[Stated goal 1]:
Please translate this sentence from the opcode discussion into Spanish: "Plus that still means we need to divide up the opcode number, and that means a mask & check for each opcode."
[Stated goal 2]:
Answer these from the opcode discussion:
(a) What limit does Dan Sugalski say will probably be placed on the number of custom opcodes in force at once?
(b) Which opcode number is described as having been "socketpair"?
(c) According to the proposal about load time link stuff, what would the module index struct have?

>>>>> "DS" == Dan Sugalski <[EMAIL PROTECTED]> writes:
>> but a pure 32 bit table can be very large (and sparse) if we have those
>> gaps you seem to propose below.
DS> True, but only if we actually use the whole set. We're 32 bit for a few
DS> reasons, none of which are to provide a billion opcodes:
i never assumed a billion op codes, just a sparse table which could fill
it up a great deal.
DS> * So all the pieces of the op stream are the same size
DS> * It avoids alignment problems we'll see on many processors
DS> * It means the endian preprocessor we'll need on some platforms can be
DS> very fast, as it can just byteswap everything rather than actually need to
DS> know which pieces are which size.
i agree with those reasons.
DS> Basically everything gets compacted down at one end, and we'll
DS> probably (dynamically) limit the table size to 1K custom opcodes
DS> in force at once or something.
i think i see your plan. i will try to write up my view of it below.
>> well, i did say this would require some load time link stuff. i don't
>> see why this mungs read-onlyness. the module index struct would have a
>> readonly flag or something. if you modify the byte stream, you get a new
>> op code block which can replace the current one for this module
DS> Urk. Too much potential processing. Plus that still means we need
DS> to divide up the opcode number, and that means a mask & check for
DS> each opcode. Too much work.
>> i just don't see how you can use a single integer op code without
>> splitting it. what ideas do you have to handle loading modules with
>> their byte stream and private op codes?
DS> Simple. As I said, the opcode function table is lexically
DS> scoped. Jump into code from another scope and the 'correct'
DS> function table is automagically (well, OK, there's an opcode for
DS> this, but...) installed for you. So while opcode 774 used to be
DS> "socketpair", in the new lexical scope it might be
DS> "LWP::Simple::get", but that's OK because since we swapped in a
DS> new table everything's just fine.

(Saved entries)
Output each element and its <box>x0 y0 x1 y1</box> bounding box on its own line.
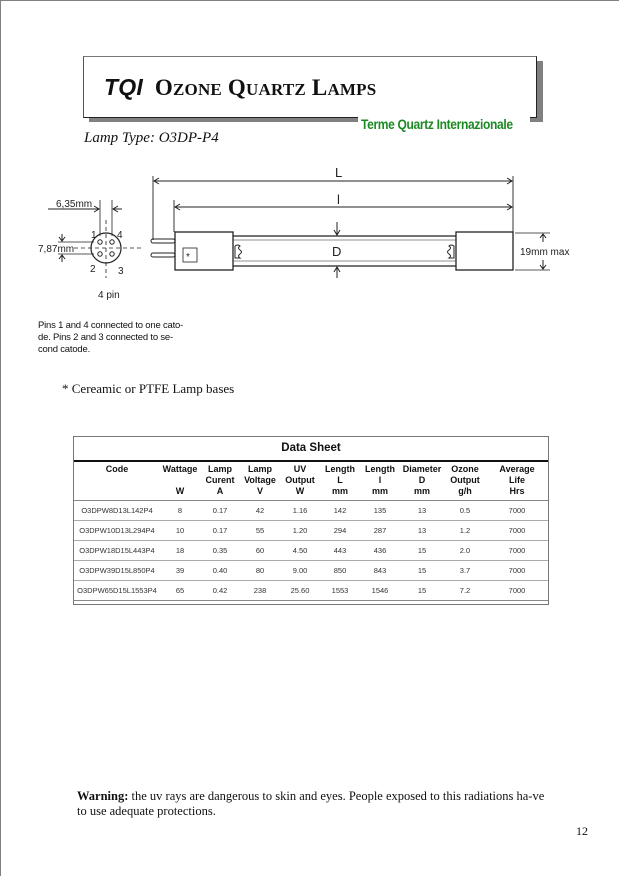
data-sheet-table <box>74 462 548 601</box>
column-header: Lamp Curent A <box>200 462 240 501</box>
column-header: Length l mm <box>360 462 400 501</box>
table-cell: O3DPW18D15L443P4 <box>74 541 160 561</box>
column-header: Code <box>74 462 160 501</box>
table-cell: 8 <box>160 501 200 521</box>
table-cell: 850 <box>320 561 360 581</box>
table-cell: 238 <box>240 581 280 601</box>
table-cell: 42 <box>240 501 280 521</box>
table-cell: O3DPW65D15L1553P4 <box>74 581 160 601</box>
table-cell: 1.16 <box>280 501 320 521</box>
table-cell: 1.20 <box>280 521 320 541</box>
column-header: UV Output W <box>280 462 320 501</box>
table-cell: 7000 <box>486 561 548 581</box>
column-header: Diameter D mm <box>400 462 444 501</box>
title-word: QUARTZ <box>227 75 306 100</box>
column-header: Lamp Voltage V <box>240 462 280 501</box>
table-cell: 7000 <box>486 541 548 561</box>
table-cell: 7.2 <box>444 581 486 601</box>
table-cell: 287 <box>360 521 400 541</box>
table-row <box>74 541 548 561</box>
length-l-label: l <box>337 192 340 207</box>
pin-number-1: 1 <box>91 230 97 241</box>
title-word: OZONE <box>154 75 222 100</box>
filament-right <box>448 245 455 258</box>
table-cell: 13 <box>400 501 444 521</box>
warning-note <box>77 789 547 819</box>
pin-hole <box>98 240 102 244</box>
max-height-label: 19mm max <box>520 247 570 258</box>
table-cell: 39 <box>160 561 200 581</box>
data-sheet-title: Data Sheet <box>74 437 548 462</box>
table-cell: 0.17 <box>200 501 240 521</box>
table-cell: 0.35 <box>200 541 240 561</box>
table-cell: 65 <box>160 581 200 601</box>
company-name: Terme Quartz Internazionale <box>361 116 513 132</box>
table-cell: 7000 <box>486 521 548 541</box>
pin-number-2: 2 <box>90 264 96 275</box>
pin-spacing-label: 6,35mm <box>56 199 93 210</box>
table-cell: 7000 <box>486 581 548 601</box>
table-cell: 80 <box>240 561 280 581</box>
table-cell: 135 <box>360 501 400 521</box>
pin-hole <box>98 252 102 256</box>
table-cell: 0.17 <box>200 521 240 541</box>
column-header: Average Life Hrs <box>486 462 548 501</box>
column-header: Wattage W <box>160 462 200 501</box>
pin-number-4: 4 <box>117 230 123 241</box>
table-cell: 9.00 <box>280 561 320 581</box>
table-cell: 55 <box>240 521 280 541</box>
table-cell: 15 <box>400 561 444 581</box>
table-cell: 1553 <box>320 581 360 601</box>
data-sheet <box>73 436 549 605</box>
table-row <box>74 581 548 601</box>
table-cell: 1.2 <box>444 521 486 541</box>
lamp-base-left <box>175 232 233 270</box>
table-row <box>74 521 548 541</box>
bases-note: * Cereamic or PTFE Lamp bases <box>62 381 235 396</box>
pin-height-label: 7,87mm <box>38 244 75 255</box>
lamp-base-right <box>456 232 513 270</box>
table-cell: 18 <box>160 541 200 561</box>
table-cell: O3DPW39D15L850P4 <box>74 561 160 581</box>
table-cell: 3.7 <box>444 561 486 581</box>
table-cell: 436 <box>360 541 400 561</box>
column-header: Length L mm <box>320 462 360 501</box>
length-L-label: L <box>335 165 343 180</box>
table-cell: 0.5 <box>444 501 486 521</box>
table-cell: 0.40 <box>200 561 240 581</box>
table-cell: 15 <box>400 581 444 601</box>
filament-left <box>235 245 242 258</box>
warning-text: the uv rays are dangerous to skin and eyes. People exposed to this radiations ha-ve to use adequate protections. <box>77 789 545 818</box>
column-header: Ozone Output g/h <box>444 462 486 501</box>
table-cell: 294 <box>320 521 360 541</box>
page-title <box>104 74 376 101</box>
table-cell: O3DPW8D13L142P4 <box>74 501 160 521</box>
pin-number-3: 3 <box>118 266 124 277</box>
warning-label: Warning: <box>77 789 129 803</box>
diameter-label: D <box>332 244 342 259</box>
brand-logo: TQI <box>104 74 143 100</box>
pins-note: Pins 1 and 4 connected to one cato- de. Pins 2 and 3 connected to se- cond catode. <box>38 320 184 355</box>
table-cell: 1546 <box>360 581 400 601</box>
lamp-type: Lamp Type: O3DP-P4 <box>84 130 219 146</box>
title-box <box>83 56 537 118</box>
table-cell: 25.60 <box>280 581 320 601</box>
table-cell: 7000 <box>486 501 548 521</box>
table-cell: 2.0 <box>444 541 486 561</box>
table-row <box>74 501 548 521</box>
table-cell: 15 <box>400 541 444 561</box>
pin-hole <box>110 252 114 256</box>
title-word: LAMPS <box>311 75 377 100</box>
page-number: 12 <box>576 824 588 838</box>
table-cell: 0.42 <box>200 581 240 601</box>
table-row <box>74 561 548 581</box>
table-cell: 4.50 <box>280 541 320 561</box>
lamp-diagram <box>38 160 592 310</box>
table-cell: 10 <box>160 521 200 541</box>
base-marker: * <box>186 252 190 263</box>
table-cell: 443 <box>320 541 360 561</box>
lamp-pin <box>151 239 175 243</box>
table-cell: 843 <box>360 561 400 581</box>
table-cell: 142 <box>320 501 360 521</box>
table-cell: O3DPW10D13L294P4 <box>74 521 160 541</box>
table-cell: 60 <box>240 541 280 561</box>
pin-count-label: 4 pin <box>98 290 120 301</box>
lamp-pin <box>151 253 175 257</box>
pin-hole <box>110 240 114 244</box>
table-header-row <box>74 462 548 501</box>
table-cell: 13 <box>400 521 444 541</box>
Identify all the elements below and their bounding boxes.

[Exercise result 1]:
Además, eso todavía significa que tenemos que dividir el número de opcode, y eso implica una máscara y una comprobación para cada opcode.

[Exercise result 2]:
(a) 1K custom opcodes, or something like that, with the table size limited dynamically
(b) 774
(c) A readonly flag or something